WORK INSTRUCTIONS - Look for the string "equipment" in the lines and copy each line that has it.

[BEGIN TASK MATERIAL]

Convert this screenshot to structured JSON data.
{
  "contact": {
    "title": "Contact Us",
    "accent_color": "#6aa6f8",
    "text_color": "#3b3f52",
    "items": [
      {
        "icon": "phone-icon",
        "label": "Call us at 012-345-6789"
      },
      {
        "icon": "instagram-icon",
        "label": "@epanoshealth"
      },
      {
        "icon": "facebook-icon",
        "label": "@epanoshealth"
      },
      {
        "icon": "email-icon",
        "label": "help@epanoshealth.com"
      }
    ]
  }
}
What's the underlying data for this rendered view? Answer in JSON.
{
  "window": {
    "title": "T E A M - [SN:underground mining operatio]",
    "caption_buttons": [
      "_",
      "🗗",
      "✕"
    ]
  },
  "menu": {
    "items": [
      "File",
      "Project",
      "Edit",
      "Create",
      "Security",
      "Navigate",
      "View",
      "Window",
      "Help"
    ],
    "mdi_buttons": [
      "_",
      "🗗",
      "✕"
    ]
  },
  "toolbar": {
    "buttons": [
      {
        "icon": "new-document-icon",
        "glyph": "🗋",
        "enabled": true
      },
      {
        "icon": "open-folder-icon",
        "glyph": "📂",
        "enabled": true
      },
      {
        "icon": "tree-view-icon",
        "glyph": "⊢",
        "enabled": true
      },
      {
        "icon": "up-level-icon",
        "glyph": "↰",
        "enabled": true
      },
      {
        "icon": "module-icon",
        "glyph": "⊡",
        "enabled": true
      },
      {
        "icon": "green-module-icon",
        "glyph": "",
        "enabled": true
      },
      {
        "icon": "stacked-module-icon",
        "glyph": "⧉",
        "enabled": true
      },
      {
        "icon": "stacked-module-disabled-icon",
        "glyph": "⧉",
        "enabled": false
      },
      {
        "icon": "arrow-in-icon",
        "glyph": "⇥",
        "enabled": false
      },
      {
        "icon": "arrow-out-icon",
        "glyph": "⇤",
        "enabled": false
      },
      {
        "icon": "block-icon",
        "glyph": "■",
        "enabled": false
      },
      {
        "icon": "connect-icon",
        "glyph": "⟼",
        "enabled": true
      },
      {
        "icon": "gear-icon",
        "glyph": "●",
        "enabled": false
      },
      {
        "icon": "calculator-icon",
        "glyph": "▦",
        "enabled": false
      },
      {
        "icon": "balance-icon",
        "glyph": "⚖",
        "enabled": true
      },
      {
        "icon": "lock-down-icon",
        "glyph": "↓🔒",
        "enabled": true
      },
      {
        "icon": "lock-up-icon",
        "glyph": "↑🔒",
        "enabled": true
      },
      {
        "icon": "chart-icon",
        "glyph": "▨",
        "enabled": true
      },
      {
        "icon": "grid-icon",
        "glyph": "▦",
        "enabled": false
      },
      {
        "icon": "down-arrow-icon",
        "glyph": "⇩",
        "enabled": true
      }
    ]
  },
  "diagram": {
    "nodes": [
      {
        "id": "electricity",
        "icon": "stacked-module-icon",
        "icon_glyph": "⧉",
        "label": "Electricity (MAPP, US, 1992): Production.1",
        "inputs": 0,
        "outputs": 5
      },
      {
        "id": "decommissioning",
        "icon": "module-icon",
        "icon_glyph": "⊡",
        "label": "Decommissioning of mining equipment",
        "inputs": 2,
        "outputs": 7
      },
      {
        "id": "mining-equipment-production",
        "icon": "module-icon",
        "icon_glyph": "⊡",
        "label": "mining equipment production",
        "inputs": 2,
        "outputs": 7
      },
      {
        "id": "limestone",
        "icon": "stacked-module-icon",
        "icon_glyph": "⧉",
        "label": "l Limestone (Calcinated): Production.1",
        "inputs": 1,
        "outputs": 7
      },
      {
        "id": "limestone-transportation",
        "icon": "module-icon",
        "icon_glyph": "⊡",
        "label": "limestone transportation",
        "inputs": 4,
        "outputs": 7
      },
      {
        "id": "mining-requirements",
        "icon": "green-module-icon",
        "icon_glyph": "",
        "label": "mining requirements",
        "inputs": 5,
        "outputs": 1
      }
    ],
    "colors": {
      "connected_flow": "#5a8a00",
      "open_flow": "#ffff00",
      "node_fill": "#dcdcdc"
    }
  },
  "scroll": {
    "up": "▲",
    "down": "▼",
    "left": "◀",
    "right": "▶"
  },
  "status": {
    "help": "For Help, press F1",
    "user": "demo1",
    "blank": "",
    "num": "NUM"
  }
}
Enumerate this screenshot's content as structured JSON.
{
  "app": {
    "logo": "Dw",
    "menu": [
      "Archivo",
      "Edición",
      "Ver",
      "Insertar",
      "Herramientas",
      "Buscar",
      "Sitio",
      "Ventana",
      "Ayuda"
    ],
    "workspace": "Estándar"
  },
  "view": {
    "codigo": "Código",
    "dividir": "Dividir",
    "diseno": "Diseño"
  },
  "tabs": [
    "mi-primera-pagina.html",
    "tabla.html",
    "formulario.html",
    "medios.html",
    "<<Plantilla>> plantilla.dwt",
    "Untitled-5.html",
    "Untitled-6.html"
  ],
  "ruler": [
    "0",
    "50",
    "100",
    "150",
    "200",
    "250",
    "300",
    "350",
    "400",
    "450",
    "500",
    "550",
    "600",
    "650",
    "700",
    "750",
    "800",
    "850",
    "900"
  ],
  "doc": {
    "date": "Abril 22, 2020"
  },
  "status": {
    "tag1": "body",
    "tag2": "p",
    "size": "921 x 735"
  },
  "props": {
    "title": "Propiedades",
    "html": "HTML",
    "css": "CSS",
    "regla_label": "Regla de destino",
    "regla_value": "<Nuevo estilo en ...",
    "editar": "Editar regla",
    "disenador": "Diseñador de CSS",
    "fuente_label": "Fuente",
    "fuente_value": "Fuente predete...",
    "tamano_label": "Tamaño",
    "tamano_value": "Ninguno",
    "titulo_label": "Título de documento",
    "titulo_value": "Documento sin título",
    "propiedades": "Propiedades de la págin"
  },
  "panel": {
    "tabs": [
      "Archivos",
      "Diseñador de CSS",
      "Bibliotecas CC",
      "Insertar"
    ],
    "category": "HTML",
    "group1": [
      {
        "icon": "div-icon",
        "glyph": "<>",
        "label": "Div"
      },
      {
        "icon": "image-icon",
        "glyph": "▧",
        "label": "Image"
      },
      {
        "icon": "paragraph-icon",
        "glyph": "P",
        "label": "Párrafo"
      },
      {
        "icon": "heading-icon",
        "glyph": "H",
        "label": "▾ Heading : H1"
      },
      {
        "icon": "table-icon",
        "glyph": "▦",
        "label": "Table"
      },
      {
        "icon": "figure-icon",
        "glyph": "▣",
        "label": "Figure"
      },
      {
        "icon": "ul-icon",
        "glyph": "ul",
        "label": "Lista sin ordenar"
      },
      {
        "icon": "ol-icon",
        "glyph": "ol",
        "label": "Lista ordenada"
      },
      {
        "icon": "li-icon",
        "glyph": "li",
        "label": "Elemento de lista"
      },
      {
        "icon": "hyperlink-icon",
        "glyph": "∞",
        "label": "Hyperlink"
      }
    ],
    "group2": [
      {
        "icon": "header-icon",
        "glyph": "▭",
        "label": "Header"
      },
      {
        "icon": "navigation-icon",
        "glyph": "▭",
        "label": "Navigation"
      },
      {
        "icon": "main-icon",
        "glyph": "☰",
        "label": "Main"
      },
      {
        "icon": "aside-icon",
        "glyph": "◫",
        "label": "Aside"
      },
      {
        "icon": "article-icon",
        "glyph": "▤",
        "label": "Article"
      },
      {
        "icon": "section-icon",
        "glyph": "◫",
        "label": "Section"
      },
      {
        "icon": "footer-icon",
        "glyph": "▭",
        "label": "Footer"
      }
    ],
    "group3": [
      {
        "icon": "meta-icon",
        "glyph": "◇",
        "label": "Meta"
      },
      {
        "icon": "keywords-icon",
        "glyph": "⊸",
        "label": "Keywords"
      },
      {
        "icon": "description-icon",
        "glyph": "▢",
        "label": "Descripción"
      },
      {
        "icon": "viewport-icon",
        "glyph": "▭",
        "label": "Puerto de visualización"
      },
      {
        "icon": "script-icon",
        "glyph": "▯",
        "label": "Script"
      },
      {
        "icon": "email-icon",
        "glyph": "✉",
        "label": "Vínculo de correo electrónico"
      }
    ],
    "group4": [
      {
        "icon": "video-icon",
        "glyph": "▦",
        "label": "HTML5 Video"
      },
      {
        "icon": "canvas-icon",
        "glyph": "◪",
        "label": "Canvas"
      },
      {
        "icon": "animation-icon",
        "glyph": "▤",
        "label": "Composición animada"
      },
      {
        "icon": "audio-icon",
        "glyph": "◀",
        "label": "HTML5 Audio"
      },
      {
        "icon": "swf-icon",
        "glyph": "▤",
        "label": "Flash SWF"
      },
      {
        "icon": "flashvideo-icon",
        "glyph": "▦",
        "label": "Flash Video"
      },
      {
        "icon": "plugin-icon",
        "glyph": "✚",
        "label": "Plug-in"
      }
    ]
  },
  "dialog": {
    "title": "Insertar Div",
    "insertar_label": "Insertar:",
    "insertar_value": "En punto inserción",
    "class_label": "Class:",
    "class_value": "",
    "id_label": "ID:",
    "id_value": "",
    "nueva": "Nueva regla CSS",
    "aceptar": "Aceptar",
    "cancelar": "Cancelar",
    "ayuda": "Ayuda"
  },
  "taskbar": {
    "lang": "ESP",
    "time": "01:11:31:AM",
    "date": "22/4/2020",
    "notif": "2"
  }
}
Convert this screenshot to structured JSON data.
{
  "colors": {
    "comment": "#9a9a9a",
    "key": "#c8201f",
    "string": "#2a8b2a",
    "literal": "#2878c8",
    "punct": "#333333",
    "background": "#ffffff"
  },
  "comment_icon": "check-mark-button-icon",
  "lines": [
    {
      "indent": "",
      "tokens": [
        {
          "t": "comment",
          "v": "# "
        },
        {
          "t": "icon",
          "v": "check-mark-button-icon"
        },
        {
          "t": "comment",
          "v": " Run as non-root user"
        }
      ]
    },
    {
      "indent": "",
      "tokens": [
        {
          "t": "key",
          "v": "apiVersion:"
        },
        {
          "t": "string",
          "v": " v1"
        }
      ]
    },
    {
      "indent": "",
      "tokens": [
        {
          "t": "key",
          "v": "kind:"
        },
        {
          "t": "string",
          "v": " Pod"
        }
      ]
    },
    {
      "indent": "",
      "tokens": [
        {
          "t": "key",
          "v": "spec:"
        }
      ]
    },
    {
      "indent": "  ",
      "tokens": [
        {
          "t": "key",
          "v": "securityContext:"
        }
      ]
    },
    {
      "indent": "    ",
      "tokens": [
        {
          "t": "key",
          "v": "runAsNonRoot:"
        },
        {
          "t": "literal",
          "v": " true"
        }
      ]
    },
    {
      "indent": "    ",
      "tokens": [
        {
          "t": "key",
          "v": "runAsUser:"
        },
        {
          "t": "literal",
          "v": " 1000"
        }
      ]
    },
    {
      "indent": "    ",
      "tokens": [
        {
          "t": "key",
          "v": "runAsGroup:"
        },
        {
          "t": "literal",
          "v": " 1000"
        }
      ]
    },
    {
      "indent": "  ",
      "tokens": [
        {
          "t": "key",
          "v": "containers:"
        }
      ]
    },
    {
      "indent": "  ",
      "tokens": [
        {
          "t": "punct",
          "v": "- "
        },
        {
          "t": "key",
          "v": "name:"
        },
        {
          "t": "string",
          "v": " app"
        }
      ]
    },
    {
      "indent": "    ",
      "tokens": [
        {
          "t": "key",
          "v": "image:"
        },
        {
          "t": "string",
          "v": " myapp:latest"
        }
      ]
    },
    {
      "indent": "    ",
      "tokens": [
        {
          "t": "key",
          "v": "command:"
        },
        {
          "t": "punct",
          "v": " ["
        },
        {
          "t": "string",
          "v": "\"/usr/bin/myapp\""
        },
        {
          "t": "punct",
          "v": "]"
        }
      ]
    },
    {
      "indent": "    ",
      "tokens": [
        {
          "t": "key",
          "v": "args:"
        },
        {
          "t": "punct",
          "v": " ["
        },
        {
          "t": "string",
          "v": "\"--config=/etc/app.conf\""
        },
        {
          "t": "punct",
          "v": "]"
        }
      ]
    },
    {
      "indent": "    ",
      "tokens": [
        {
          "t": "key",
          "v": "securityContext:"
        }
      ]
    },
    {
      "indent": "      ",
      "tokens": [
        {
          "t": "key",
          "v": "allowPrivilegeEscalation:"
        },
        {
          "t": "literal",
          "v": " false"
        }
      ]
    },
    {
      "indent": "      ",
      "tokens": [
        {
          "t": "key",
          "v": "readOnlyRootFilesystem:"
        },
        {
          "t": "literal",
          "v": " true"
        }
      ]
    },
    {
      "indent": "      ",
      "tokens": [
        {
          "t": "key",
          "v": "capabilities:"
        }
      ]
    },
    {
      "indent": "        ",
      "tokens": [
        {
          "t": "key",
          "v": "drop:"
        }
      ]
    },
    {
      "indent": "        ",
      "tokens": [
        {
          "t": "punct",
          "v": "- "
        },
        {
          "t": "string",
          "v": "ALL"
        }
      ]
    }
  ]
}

[END TASK MATERIAL]

RESULT OF THIS TASK -
        "label": "Decommissioning of mining equipment",
        "id": "mining-equipment-production",
        "label": "mining equipment production",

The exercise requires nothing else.